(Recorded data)

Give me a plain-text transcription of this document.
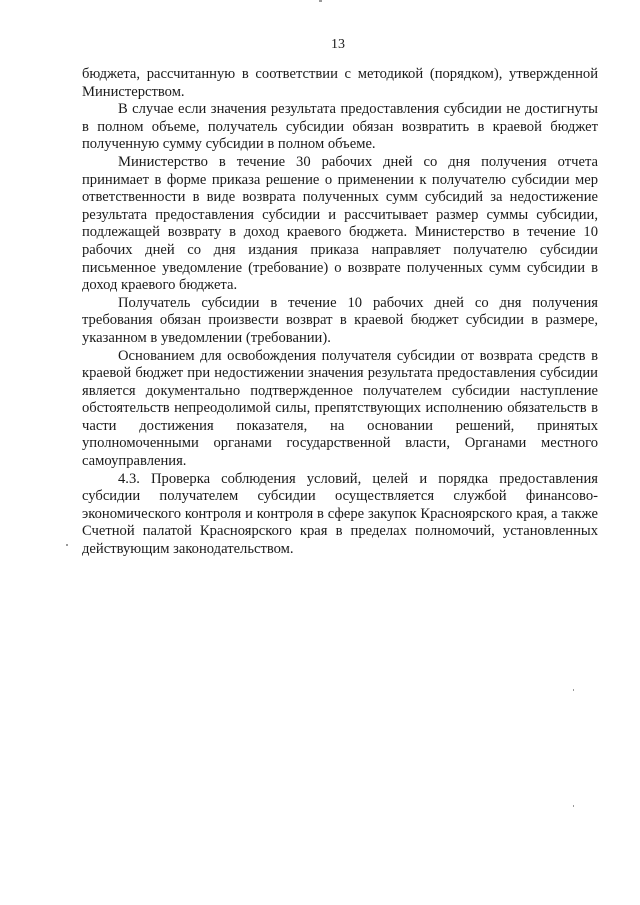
13

бюджета, рассчитанную в соответствии с методикой (порядком), утвержденной Министерством.

В случае если значения результата предоставления субсидии не достигнуты в полном объеме, получатель субсидии обязан возвратить в краевой бюджет полученную сумму субсидии в полном объеме.

Министерство в течение 30 рабочих дней со дня получения отчета принимает в форме приказа решение о применении к получателю субсидии мер ответственности в виде возврата полученных сумм субсидий за недостижение результата предоставления субсидии и рассчитывает размер суммы субсидии, подлежащей возврату в доход краевого бюджета. Министерство в течение 10 рабочих дней со дня издания приказа направляет получателю субсидии письменное уведомление (требование) о возврате полученных сумм субсидии в доход краевого бюджета.

Получатель субсидии в течение 10 рабочих дней со дня получения требования обязан произвести возврат в краевой бюджет субсидии в размере, указанном в уведомлении (требовании).

Основанием для освобождения получателя субсидии от возврата средств в краевой бюджет при недостижении значения результата предоставления субсидии является документально подтвержденное получателем субсидии наступление обстоятельств непреодолимой силы, препятствующих исполнению обязательств в части достижения показателя, на основании решений, принятых уполномоченными органами государственной власти, Органами местного самоуправления.

4.3. Проверка соблюдения условий, целей и порядка предоставления субсидии получателем субсидии осуществляется службой финансово-экономического контроля и контроля в сфере закупок Красноярского края, а также Счетной палатой Красноярского края в пределах полномочий, установленных действующим законодательством.
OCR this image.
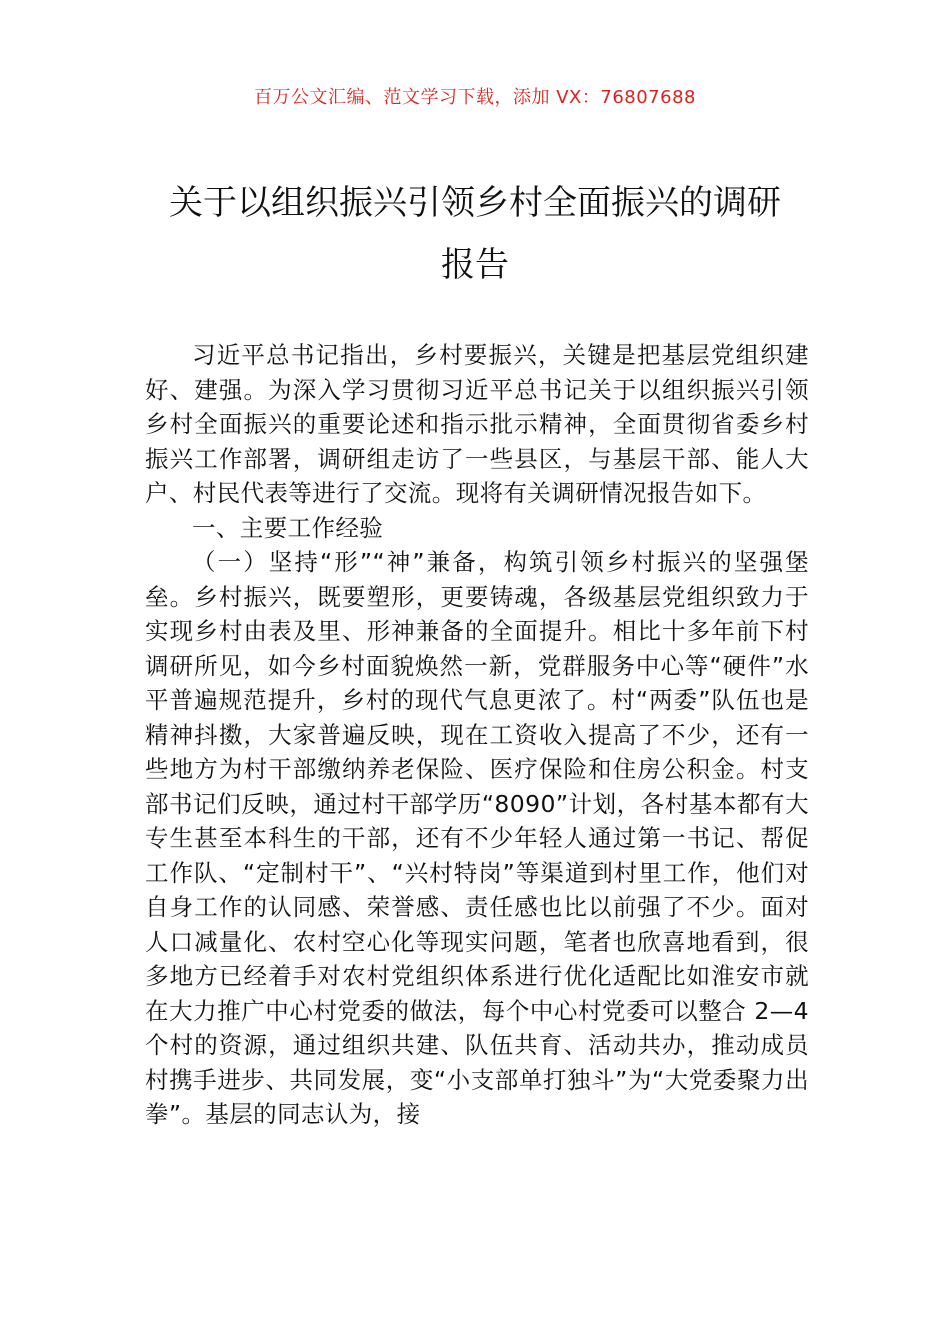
百万公文汇编、范文学习下载，添加 VX：76807688
关于以组织振兴引领乡村全面振兴的调研
报告

习近平总书记指出，乡村要振兴，关键是把基层党组织建好、建强。为深入学习贯彻习近平总书记关于以组织振兴引领乡村全面振兴的重要论述和指示批示精神，全面贯彻省委乡村振兴工作部署，调研组走访了一些县区，与基层干部、能人大户、村民代表等进行了交流。现将有关调研情况报告如下。

一、主要工作经验

（一）坚持“形”“神”兼备，构筑引领乡村振兴的坚强堡垒。乡村振兴，既要塑形，更要铸魂，各级基层党组织致力于实现乡村由表及里、形神兼备的全面提升。相比十多年前下村调研所见，如今乡村面貌焕然一新，党群服务中心等“硬件”水平普遍规范提升，乡村的现代气息更浓了。村“两委”队伍也是精神抖擞，大家普遍反映，现在工资收入提高了不少，还有一些地方为村干部缴纳养老保险、医疗保险和住房公积金。村支部书记们反映，通过村干部学历“8090”计划，各村基本都有大专生甚至本科生的干部，还有不少年轻人通过第一书记、帮促工作队、“定制村干”、“兴村特岗”等渠道到村里工作，他们对自身工作的认同感、荣誉感、责任感也比以前强了不少。面对人口减量化、农村空心化等现实问题，笔者也欣喜地看到，很多地方已经着手对农村党组织体系进行优化适配比如淮安市就在大力推广中心村党委的做法，每个中心村党委可以整合 2—4 个村的资源，通过组织共建、队伍共育、活动共办，推动成员村携手进步、共同发展，变“小支部单打独斗”为“大党委聚力出拳”。基层的同志认为，接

» REQUEST
Select every line of the material above holding the word "обязан" and copy it.

» THE COMPLETED TASK
В случае если значения результата предоставления субсидии не достигнуты в полном объеме, получатель субсидии обязан возвратить в краевой бюджет полученную сумму субсидии в полном объеме.
Получатель субсидии в течение 10 рабочих дней со дня получения требования обязан произвести возврат в краевой бюджет субсидии в размере, указанном в уведомлении (требовании).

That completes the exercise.